_EXCERPT TO READ_
⟨

JASON: Okay. I did this all sorts of wrong, but we're just gonna be okay.

MARGARET: You're doing fine. It's fine.

JASON: But we're in the right place now. We've got  I put this into my downloads folder. That's why it's weird. Okay. I will fix that later. But we have this extension here.

MARGARET: Yep. It is now  it is now loaded. So, if you want to go back into your game, 

JASON: Okay.

MARGARET:  and you can go look around for the VR terminal, which will probably be down and to the right. I could be wrong, though. Oh, I'm wrong.

JASON: VR terminal?

MARGARET: Or we can do the console warp. (Footsteps)

JASON: Console warp. How would one do that?

MARGARET: Okay. So, if you open up your developer tools, which is probably  you probably need to  yeah, mmhmm.

JASON: What am I doing? Toggle developer tools. There it is.

MARGARET: Developer tools. Yeah.

JASON: Okay.

MARGARET: Then go to console. And then typeytypey.

JASON: What do I type?

MARGARET: Work open parenthesis and then single quote and fog_owl and closed quote and closed parenthesis. Or copy and paste from where Ryan posted in the chat.

JASON: Okay. Hey, look at me.

MARGARET: Now you're in the  what will once you finish the prolog be your default starting place, which is the bridge of the Fog Owl, which is your spaceship in The Cloud. Down to the right. This is the VR console.

JASON: Nice.

MARGARET: And there is your VR Mission Template. So, this is what you can modify to create your own custom content.

JASON: Oh, okay. So, when we go into this, am I, like, a little bit  I think I squished it all a little bit when I moved the things around. (Footsteps)

MARGARET: As you can see, we are very 1990s lawnmower man/Tron situation kind of VR.

JASON: This is so fun. I also love that everybody's in here. Oh, Ryan, look, you got a photo. (Footsteps)

MARGARET: So, lots of this stuff is in there specifically to demonstrate stuff that you're gonna want to make use of when you're creating your own level design. So, this is  that little globe is an interactable object. The treasure chest is one of the ways that we have to give objectives. That's generally for objectives that don't have prerequisites. Whereas the laser barrier is an option for creating missions that  objectives that have prerequisites because, like, a laser barrier, you can't pass it. So, the later ones can depend on the former ones, if that makes sense.

JASON: Yeah gotcha. Yeah, yeah, that makes sense. That makes sense to me at a high level. So, when we climb in here and look what's going on. We can see, let's see, we've got some images. There's Ryan.

MARGARET: Showing off how to create a custom avatar for your NPCs. Mmhmm.

JASON: Got it. Got it. We've got templates, conversations, objects, there's a little icon.

MARGARET: The globe, you can use the globe's custom interaction stuff to mimic to create your own. It's an example piece.

JASON: Got it. Okay. Then we've got a green light. So, as we're kind of poking around at all these, like, I'm guessing this is the green light.

MARGARET: Yep. Those have  those are also conditional. So, those will turn on when you complete the treasure chest mission, if I'm remembering correctly. I know they're conditional. I think they're conditional on the treasure chest mission.

JASON: Oh, nice. Okay.

MARGARET: So, if you click back to "tutorial," it will give you the option to complete it again.

JASON: What is the name of the company that makes  tada.

MARGARET: That's what our learning objectives look like. This is obviously just an example, but every learning objective has this basic interface. It's called your hacker interface. And it has  each one has three tabs. The first tab just basically tells you the name of the objective and what you will get if you get it right. The second is, like, a checklist of what you need to do, and then the third tab is the deep dive help tab, where if you're not really sure how to do what they're asking to you to do, you'll find lots of information in step by step and links to external resources to help you out.

⟩

_PROVIDED RECORDS_
⟨

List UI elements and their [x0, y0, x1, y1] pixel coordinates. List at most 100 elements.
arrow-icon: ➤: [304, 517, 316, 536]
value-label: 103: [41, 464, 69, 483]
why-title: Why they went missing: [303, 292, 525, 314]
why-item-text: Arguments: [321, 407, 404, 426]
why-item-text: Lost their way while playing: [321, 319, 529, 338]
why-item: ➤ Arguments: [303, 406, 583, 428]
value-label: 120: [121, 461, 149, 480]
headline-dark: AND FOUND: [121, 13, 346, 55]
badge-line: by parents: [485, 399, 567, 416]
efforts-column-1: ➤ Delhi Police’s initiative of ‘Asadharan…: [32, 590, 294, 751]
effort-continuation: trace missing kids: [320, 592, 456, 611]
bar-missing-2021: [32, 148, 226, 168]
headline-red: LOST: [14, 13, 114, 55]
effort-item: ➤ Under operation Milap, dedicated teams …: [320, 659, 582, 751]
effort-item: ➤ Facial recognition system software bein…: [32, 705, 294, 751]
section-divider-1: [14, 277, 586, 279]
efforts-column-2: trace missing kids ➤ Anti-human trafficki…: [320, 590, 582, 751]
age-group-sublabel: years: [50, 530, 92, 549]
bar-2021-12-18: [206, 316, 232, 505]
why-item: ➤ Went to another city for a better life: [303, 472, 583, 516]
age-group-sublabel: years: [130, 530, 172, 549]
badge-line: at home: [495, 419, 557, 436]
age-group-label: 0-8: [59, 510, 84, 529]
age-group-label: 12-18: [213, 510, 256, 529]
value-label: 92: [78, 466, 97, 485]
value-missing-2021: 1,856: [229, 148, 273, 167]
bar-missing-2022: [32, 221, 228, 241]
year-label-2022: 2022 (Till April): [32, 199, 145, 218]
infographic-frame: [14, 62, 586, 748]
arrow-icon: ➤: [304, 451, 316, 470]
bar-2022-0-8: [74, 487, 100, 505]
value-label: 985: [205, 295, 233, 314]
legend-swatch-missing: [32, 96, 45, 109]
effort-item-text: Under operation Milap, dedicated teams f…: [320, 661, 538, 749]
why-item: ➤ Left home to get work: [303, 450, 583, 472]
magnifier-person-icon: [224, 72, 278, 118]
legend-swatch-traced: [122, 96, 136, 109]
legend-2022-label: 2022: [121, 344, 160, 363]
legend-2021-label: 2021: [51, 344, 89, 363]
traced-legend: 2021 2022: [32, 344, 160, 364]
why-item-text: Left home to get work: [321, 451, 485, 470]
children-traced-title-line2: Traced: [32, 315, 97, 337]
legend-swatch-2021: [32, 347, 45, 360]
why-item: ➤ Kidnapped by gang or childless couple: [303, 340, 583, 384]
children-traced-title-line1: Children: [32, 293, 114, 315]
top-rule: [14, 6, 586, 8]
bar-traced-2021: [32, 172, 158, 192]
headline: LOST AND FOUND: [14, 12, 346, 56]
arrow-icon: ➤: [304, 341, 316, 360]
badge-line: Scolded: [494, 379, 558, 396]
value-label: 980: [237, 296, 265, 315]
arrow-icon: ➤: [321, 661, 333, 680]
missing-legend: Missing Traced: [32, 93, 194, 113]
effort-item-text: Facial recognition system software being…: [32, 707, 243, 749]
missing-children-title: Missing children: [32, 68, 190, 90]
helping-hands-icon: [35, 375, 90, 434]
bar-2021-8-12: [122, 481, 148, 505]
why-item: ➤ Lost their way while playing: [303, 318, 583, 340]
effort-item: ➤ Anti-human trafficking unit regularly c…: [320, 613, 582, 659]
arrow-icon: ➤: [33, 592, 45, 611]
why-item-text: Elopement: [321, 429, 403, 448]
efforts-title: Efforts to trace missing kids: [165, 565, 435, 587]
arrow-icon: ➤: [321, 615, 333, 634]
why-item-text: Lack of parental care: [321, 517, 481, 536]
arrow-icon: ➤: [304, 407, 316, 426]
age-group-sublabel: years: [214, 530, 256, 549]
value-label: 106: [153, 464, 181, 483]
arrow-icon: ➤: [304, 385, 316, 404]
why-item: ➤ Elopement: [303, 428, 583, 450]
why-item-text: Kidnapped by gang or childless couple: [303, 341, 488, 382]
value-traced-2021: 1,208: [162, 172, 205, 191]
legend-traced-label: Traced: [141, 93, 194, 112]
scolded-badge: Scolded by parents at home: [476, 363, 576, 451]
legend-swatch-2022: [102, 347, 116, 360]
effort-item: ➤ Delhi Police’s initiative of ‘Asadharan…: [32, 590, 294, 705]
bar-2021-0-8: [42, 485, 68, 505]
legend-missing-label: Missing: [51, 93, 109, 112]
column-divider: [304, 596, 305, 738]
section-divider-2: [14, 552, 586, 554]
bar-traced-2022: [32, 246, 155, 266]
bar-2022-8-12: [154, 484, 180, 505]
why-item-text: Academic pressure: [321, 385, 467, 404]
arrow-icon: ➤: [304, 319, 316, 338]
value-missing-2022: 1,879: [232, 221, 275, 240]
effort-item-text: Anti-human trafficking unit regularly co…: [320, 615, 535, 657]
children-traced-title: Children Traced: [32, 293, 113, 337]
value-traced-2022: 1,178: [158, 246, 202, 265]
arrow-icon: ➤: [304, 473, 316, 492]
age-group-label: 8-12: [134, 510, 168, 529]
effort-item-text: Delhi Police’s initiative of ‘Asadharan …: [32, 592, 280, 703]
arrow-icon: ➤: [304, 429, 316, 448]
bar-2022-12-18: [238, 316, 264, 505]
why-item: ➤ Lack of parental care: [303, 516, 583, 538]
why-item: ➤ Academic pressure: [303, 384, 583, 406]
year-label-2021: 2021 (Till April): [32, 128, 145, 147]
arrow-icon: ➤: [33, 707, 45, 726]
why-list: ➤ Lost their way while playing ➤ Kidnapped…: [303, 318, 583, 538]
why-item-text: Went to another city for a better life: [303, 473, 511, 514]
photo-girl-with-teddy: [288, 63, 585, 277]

⟩

_WHAT IS ASKED_
- a) In the conversation, how many tabs does each learning objective's hacker interface have?
- b) Say whether each statement agrees with the conversation, and quote the words that decide it. (i) The bridge of the Fog Owl becomes the default starting place once the prolog is finished. (ii) The treasure chest is generally used for objectives that have prerequisites. (iii) The third tab of the hacker interface is a checklist of what you need to do.

_TASK RESULTS_
- a) Three.

- b)
(i) Yes: "once you finish the prolog be your default starting place, which is the bridge of the Fog Owl"
(ii) No: "That's generally for objectives that don't have prerequisites."
(iii) No: "The second is, like, a checklist of what you need to do"